-- Document passage --
###
As the waves of crisis receded, I emerged into a place where I thought mindfulness should come more easily. And yet, it still didn’t come. I began to despair. Perhaps, I thought, I have fallen to a very low place, or perhaps I was never in such a great place before. And the ferris wheel of negative thoughts went around, and around.
At a certain point I stumbled into Pete Walker’s The Tao of Fully Feeling. In this spectacular book, Walker makes the case for the value of the complete range of human feelings. He says that by not acknowledging and fully feeling our negative states, we cut off huge swarths of our emotional range, creating frustrated energies a narrowed experience of life.
By acknowledging our range of feelings and the obvious yet innovate fact that our feelings change over a given period of time, we can open ourselves up to welcome negative feelings as well as positive ones. Negative feelings, fully felt, Walker argues, generally resolve themselves with time. Positive feelings, even when fully felt, fade with time and by clutching on to them past their expiry date, we only create more pain and psychic tension for ourselves when they inevitably fade. Rather, Walker argues for the full integration of our whole emotional experience and the development of healthy channels for the expression of all our emotions and feelings which are truly the joy of human life.
###
-- Information given --

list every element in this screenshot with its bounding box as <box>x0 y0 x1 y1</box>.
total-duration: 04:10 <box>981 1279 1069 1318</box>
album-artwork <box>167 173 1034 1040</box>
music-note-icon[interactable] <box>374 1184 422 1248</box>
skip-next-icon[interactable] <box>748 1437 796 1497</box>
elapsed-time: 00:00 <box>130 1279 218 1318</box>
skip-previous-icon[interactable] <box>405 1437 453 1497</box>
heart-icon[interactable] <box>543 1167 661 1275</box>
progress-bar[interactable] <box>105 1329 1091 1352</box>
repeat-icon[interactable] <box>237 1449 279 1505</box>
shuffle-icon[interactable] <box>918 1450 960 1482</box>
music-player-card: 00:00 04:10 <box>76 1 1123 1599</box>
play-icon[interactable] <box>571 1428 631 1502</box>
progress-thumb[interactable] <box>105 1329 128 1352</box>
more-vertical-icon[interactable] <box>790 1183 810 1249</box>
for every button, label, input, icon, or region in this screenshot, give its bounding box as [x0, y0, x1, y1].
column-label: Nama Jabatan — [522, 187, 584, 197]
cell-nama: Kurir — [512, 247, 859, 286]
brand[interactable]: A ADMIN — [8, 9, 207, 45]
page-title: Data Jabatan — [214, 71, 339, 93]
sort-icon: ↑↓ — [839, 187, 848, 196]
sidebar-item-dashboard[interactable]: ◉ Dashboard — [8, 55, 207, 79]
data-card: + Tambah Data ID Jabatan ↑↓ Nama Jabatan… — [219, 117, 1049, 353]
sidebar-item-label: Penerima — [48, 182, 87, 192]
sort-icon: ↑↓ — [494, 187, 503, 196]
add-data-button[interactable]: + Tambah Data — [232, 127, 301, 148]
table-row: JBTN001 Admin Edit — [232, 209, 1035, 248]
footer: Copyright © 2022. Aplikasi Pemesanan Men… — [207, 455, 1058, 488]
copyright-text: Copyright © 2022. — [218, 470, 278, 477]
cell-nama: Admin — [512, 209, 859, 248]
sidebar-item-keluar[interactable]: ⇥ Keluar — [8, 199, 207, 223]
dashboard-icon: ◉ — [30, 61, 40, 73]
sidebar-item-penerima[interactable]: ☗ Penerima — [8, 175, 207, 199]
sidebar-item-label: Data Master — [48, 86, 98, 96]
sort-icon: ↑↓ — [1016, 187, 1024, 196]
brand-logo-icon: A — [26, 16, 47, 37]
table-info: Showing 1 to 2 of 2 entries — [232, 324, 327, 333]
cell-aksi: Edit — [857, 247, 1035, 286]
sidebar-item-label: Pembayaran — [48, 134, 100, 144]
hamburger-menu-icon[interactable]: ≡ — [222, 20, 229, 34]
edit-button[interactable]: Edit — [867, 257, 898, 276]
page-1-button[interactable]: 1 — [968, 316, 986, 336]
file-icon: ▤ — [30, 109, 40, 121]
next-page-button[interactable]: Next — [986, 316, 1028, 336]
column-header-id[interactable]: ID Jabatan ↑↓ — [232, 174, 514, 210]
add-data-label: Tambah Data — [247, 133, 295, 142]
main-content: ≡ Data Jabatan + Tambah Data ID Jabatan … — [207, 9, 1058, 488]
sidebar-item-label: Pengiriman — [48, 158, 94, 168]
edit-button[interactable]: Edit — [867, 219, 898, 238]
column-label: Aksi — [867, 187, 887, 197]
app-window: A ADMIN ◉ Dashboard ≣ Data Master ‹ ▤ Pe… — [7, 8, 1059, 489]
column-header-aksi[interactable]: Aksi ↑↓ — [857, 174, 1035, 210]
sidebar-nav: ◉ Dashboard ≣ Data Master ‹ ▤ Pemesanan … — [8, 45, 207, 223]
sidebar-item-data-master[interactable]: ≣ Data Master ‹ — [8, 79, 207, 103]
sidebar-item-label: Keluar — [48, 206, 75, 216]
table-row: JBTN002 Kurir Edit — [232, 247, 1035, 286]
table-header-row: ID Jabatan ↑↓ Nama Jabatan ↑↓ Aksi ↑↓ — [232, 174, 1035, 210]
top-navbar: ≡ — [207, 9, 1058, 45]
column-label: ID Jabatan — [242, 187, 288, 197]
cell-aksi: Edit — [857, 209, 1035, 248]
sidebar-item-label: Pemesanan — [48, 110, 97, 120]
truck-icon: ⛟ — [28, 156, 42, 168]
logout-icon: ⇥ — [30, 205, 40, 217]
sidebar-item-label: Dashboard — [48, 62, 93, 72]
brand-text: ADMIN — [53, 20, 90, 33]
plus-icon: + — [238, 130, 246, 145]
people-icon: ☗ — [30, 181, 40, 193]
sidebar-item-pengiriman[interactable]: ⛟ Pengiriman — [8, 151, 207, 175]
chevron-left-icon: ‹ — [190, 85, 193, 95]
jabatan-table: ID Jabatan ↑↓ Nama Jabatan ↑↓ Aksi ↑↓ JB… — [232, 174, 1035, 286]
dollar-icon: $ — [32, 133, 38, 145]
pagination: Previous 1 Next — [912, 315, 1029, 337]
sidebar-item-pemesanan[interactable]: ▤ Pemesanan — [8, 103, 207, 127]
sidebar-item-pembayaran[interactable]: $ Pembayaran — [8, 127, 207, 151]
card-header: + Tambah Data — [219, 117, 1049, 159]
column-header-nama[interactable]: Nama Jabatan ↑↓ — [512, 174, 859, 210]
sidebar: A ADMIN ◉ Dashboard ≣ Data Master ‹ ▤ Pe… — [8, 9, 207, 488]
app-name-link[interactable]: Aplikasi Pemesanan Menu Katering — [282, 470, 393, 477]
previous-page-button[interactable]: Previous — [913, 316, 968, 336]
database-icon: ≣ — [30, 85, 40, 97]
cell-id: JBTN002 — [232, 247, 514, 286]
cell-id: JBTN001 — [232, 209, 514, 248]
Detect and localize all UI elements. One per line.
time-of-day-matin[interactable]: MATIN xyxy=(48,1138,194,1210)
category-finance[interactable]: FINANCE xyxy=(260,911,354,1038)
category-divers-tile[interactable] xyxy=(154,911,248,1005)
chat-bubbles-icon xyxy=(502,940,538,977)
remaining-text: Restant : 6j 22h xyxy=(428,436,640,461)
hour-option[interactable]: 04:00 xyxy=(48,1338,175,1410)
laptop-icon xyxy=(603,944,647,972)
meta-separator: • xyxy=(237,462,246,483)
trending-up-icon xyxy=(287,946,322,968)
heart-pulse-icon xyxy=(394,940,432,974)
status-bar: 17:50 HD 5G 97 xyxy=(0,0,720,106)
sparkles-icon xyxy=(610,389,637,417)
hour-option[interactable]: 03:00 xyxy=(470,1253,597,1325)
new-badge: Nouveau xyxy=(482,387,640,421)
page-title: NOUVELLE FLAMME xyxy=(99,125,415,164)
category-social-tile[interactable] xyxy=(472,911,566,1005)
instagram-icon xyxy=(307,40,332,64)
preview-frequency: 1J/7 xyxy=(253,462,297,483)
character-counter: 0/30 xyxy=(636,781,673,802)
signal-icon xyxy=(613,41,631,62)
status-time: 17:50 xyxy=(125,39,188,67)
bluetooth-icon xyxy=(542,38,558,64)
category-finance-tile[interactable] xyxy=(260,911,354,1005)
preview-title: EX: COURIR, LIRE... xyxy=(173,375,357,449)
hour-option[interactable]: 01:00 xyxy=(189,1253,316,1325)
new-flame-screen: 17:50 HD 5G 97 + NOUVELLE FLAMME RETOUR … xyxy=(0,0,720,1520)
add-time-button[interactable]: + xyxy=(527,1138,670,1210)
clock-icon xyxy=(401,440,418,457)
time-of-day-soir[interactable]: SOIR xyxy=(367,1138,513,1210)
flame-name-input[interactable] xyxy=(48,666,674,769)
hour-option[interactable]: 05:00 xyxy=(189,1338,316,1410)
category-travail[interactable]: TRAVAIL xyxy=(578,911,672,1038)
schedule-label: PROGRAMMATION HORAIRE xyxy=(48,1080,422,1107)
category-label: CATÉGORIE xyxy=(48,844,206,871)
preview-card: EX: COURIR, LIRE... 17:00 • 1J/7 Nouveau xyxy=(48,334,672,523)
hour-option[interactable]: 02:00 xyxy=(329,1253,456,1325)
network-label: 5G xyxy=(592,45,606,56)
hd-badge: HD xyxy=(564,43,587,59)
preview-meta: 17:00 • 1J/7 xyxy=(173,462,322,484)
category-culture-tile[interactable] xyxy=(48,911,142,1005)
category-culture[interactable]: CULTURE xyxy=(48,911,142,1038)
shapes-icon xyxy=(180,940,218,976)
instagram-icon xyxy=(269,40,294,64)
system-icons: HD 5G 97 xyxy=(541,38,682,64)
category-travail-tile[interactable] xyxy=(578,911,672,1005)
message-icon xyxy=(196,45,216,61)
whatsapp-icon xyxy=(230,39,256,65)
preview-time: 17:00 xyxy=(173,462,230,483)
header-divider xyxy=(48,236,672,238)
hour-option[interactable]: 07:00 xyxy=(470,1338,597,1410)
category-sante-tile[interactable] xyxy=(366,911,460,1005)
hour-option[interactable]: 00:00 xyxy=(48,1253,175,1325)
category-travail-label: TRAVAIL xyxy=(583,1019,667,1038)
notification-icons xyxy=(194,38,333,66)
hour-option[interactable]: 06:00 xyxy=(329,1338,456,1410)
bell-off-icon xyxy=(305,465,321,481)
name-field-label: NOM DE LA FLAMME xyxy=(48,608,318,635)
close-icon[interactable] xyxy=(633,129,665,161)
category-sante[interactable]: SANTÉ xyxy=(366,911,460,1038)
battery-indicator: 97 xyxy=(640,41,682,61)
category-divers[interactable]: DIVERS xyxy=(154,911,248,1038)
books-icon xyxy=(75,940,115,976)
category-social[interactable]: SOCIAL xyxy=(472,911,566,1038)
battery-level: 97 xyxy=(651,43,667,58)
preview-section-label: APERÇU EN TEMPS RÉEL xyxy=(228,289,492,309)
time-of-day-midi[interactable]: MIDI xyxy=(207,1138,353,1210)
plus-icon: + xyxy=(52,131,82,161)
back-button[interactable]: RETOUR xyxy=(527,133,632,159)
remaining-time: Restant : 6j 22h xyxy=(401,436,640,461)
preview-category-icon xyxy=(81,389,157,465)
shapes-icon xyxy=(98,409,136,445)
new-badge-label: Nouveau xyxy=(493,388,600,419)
###
-- Directive 1 --
Quote the mindfulness passage from "As the waves" to "around, and around.".
-- Directive 2 --
In the mindfulness passage, what does Walker argue happens to negative feelings that are fully felt?
You won't need the items for this.

-- Exercise response 1 --
As the waves of crisis receded, I emerged into a place where I thought mindfulness should come more easily. And yet, it still didn’t come. I began to despair. Perhaps, I thought, I have fallen to a very low place, or perhaps I was never in such a great place before. And the ferris wheel of negative thoughts went around, and around.

-- Exercise response 2 --
They generally resolve themselves with time.